Sony has opted for a brute force strategy again. PS3.
Sure, but i was thinking more about big as in 70 million+ big and being sold for many months in a row :) I dont think that many people saw that coming.

I was also thinking about if it was reasonable from Nintendo themself to expect that the Wii would be so popular. Surely they hoped for it of course, but i mean, it was still a risk and a gamle for Nintendo and i think they also saw it like this, that the Wii wasnt a 100% sure success. Nintendo made something quite out of the ordinary, and they couldnt know for sure how succesful it would be, or how well it would be received. Sometimes it is worth it to take risks like this, other time it isnt. Sony took a big risk with the PS3 at $599, and it didnt turn out as good as they hoped for. I also think that the DS was also some sort of gamble for Nintendo since they were calling it "thrid pillar".

Sony has said that they wont repeat the same mistake with the PS Vita regarding software. With the PSP, Sony started to focus more on the PS3 instead. But with the Vita, we have seen much 1st party support so far.

If the Vita will follow the same hard times as the PS3 initially did, who knows. It is a possibility for it, but it is however too early to say much about it in certainty.
 

TheNatural

My Member!
Bros are going to 100% not bother with either version. The question is solely then about what knock-on group of peripheral customers will buy the most handheld copies of CoD. Either way it's not going to be a huge number. :p



People on GAF were identifying the challenges of the next handheld generation way back in 2009, before either system's replacement was seriously hinted at. Sony was always stuck trying to maneuver between three challenge points:

  • It was literally impossible for them to make an all-purpose general-market device that could compete with the iPhone.

* _Problem requirements_: Can you write out the console discussion word for word, beginning at the words that contain "If the Vita" and stopping after "with the iPhone."? Work from the console discussion alone, not from the listing.

* _Recorded information_:
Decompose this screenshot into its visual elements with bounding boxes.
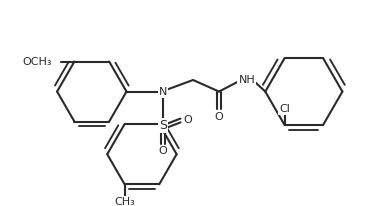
Text: CH₃: CH₃	[114, 197, 135, 206]
Text: Cl: Cl	[279, 104, 290, 114]
Text: OCH₃: OCH₃	[23, 56, 52, 67]
Text: O: O	[44, 56, 53, 67]
Text: NH: NH	[239, 75, 256, 85]
Text: O: O	[184, 116, 193, 125]
Text: S: S	[159, 119, 167, 132]
Text: O: O	[159, 146, 168, 156]
Text: O: O	[215, 112, 223, 122]
Text: N: N	[159, 87, 167, 97]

* _Task solution_:
If the Vita will follow the same hard times as the PS3 initially did, who knows. It is a possibility for it, but it is however too early to say much about it in certainty.
 

TheNatural

My Member!
Bros are going to 100% not bother with either version. The question is solely then about what knock-on group of peripheral customers will buy the most handheld copies of CoD. Either way it's not going to be a huge number. :p



People on GAF were identifying the challenges of the next handheld generation way back in 2009, before either system's replacement was seriously hinted at. Sony was always stuck trying to maneuver between three challenge points:

  • It was literally impossible for them to make an all-purpose general-market device that could compete with the iPhone.